begin

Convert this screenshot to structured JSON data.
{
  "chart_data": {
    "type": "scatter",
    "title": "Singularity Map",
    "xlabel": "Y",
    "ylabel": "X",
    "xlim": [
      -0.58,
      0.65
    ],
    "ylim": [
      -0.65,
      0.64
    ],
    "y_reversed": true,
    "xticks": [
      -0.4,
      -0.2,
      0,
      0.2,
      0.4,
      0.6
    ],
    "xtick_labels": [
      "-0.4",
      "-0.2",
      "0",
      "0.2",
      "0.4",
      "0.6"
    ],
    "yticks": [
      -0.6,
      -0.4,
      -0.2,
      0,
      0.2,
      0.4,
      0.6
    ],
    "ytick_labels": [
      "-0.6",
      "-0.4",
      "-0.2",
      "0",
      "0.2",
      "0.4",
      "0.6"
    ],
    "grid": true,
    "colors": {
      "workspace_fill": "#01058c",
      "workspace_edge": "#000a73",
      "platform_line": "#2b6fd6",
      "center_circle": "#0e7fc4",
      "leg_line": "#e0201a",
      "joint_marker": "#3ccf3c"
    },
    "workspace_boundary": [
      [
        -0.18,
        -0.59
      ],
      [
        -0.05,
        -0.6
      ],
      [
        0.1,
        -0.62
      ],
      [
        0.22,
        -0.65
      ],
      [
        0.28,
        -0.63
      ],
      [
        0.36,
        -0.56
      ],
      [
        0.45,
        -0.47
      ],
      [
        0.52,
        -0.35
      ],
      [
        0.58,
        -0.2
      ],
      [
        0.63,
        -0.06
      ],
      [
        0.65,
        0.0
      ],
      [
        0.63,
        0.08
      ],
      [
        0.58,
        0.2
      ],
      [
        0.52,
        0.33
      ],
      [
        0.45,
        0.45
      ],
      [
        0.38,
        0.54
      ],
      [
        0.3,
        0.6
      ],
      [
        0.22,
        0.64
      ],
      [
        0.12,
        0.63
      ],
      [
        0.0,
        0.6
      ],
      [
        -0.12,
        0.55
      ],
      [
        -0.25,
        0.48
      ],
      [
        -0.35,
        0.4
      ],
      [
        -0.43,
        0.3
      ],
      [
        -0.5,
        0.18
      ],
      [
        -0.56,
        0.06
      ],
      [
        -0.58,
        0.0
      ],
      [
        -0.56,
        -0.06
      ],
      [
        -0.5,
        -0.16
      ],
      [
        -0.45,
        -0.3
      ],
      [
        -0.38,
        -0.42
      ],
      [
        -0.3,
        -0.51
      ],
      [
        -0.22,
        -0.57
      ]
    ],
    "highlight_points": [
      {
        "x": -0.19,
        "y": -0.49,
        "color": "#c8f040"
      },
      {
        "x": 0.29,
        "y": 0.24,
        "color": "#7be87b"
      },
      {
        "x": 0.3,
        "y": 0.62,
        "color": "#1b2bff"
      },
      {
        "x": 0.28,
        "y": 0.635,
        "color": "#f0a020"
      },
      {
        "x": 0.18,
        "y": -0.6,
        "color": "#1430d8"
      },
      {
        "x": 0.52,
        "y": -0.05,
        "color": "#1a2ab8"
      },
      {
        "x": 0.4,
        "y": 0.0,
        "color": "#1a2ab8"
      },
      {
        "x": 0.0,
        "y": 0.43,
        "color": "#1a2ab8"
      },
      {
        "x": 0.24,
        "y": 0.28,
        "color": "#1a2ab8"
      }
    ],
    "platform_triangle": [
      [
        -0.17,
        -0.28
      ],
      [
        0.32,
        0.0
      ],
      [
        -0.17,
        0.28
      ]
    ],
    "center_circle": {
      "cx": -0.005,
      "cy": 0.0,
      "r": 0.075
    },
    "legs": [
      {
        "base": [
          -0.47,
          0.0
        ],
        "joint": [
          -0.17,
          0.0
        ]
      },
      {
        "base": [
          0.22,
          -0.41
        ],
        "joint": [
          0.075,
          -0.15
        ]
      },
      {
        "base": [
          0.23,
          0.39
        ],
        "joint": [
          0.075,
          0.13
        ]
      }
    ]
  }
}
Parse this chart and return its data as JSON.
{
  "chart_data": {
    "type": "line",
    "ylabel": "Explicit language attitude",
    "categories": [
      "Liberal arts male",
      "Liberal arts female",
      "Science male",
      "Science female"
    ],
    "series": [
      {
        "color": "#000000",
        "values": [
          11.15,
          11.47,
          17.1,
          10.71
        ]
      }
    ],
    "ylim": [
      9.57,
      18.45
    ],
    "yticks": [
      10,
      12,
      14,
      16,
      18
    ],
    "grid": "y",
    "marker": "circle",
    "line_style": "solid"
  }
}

end

Print the material verbatim, all of it.

Convert this screenshot to structured JSON data.
{
  "chart_data": {
    "type": "scatter",
    "title": "Singularity Map",
    "xlabel": "Y",
    "ylabel": "X",
    "xlim": [
      -0.58,
      0.65
    ],
    "ylim": [
      -0.65,
      0.64
    ],
    "y_reversed": true,
    "xticks": [
      -0.4,
      -0.2,
      0,
      0.2,
      0.4,
      0.6
    ],
    "xtick_labels": [
      "-0.4",
      "-0.2",
      "0",
      "0.2",
      "0.4",
      "0.6"
    ],
    "yticks": [
      -0.6,
      -0.4,
      -0.2,
      0,
      0.2,
      0.4,
      0.6
    ],
    "ytick_labels": [
      "-0.6",
      "-0.4",
      "-0.2",
      "0",
      "0.2",
      "0.4",
      "0.6"
    ],
    "grid": true,
    "colors": {
      "workspace_fill": "#01058c",
      "workspace_edge": "#000a73",
      "platform_line": "#2b6fd6",
      "center_circle": "#0e7fc4",
      "leg_line": "#e0201a",
      "joint_marker": "#3ccf3c"
    },
    "workspace_boundary": [
      [
        -0.18,
        -0.59
      ],
      [
        -0.05,
        -0.6
      ],
      [
        0.1,
        -0.62
      ],
      [
        0.22,
        -0.65
      ],
      [
        0.28,
        -0.63
      ],
      [
        0.36,
        -0.56
      ],
      [
        0.45,
        -0.47
      ],
      [
        0.52,
        -0.35
      ],
      [
        0.58,
        -0.2
      ],
      [
        0.63,
        -0.06
      ],
      [
        0.65,
        0.0
      ],
      [
        0.63,
        0.08
      ],
      [
        0.58,
        0.2
      ],
      [
        0.52,
        0.33
      ],
      [
        0.45,
        0.45
      ],
      [
        0.38,
        0.54
      ],
      [
        0.3,
        0.6
      ],
      [
        0.22,
        0.64
      ],
      [
        0.12,
        0.63
      ],
      [
        0.0,
        0.6
      ],
      [
        -0.12,
        0.55
      ],
      [
        -0.25,
        0.48
      ],
      [
        -0.35,
        0.4
      ],
      [
        -0.43,
        0.3
      ],
      [
        -0.5,
        0.18
      ],
      [
        -0.56,
        0.06
      ],
      [
        -0.58,
        0.0
      ],
      [
        -0.56,
        -0.06
      ],
      [
        -0.5,
        -0.16
      ],
      [
        -0.45,
        -0.3
      ],
      [
        -0.38,
        -0.42
      ],
      [
        -0.3,
        -0.51
      ],
      [
        -0.22,
        -0.57
      ]
    ],
    "highlight_points": [
      {
        "x": -0.19,
        "y": -0.49,
        "color": "#c8f040"
      },
      {
        "x": 0.29,
        "y": 0.24,
        "color": "#7be87b"
      },
      {
        "x": 0.3,
        "y": 0.62,
        "color": "#1b2bff"
      },
      {
        "x": 0.28,
        "y": 0.635,
        "color": "#f0a020"
      },
      {
        "x": 0.18,
        "y": -0.6,
        "color": "#1430d8"
      },
      {
        "x": 0.52,
        "y": -0.05,
        "color": "#1a2ab8"
      },
      {
        "x": 0.4,
        "y": 0.0,
        "color": "#1a2ab8"
      },
      {
        "x": 0.0,
        "y": 0.43,
        "color": "#1a2ab8"
      },
      {
        "x": 0.24,
        "y": 0.28,
        "color": "#1a2ab8"
      }
    ],
    "platform_triangle": [
      [
        -0.17,
        -0.28
      ],
      [
        0.32,
        0.0
      ],
      [
        -0.17,
        0.28
      ]
    ],
    "center_circle": {
      "cx": -0.005,
      "cy": 0.0,
      "r": 0.075
    },
    "legs": [
      {
        "base": [
          -0.47,
          0.0
        ],
        "joint": [
          -0.17,
          0.0
        ]
      },
      {
        "base": [
          0.22,
          -0.41
        ],
        "joint": [
          0.075,
          -0.15
        ]
      },
      {
        "base": [
          0.23,
          0.39
        ],
        "joint": [
          0.075,
          0.13
        ]
      }
    ]
  }
}
Parse this chart and return its data as JSON.
{
  "chart_data": {
    "type": "line",
    "ylabel": "Explicit language attitude",
    "categories": [
      "Liberal arts male",
      "Liberal arts female",
      "Science male",
      "Science female"
    ],
    "series": [
      {
        "color": "#000000",
        "values": [
          11.15,
          11.47,
          17.1,
          10.71
        ]
      }
    ],
    "ylim": [
      9.57,
      18.45
    ],
    "yticks": [
      10,
      12,
      14,
      16,
      18
    ],
    "grid": "y",
    "marker": "circle",
    "line_style": "solid"
  }
}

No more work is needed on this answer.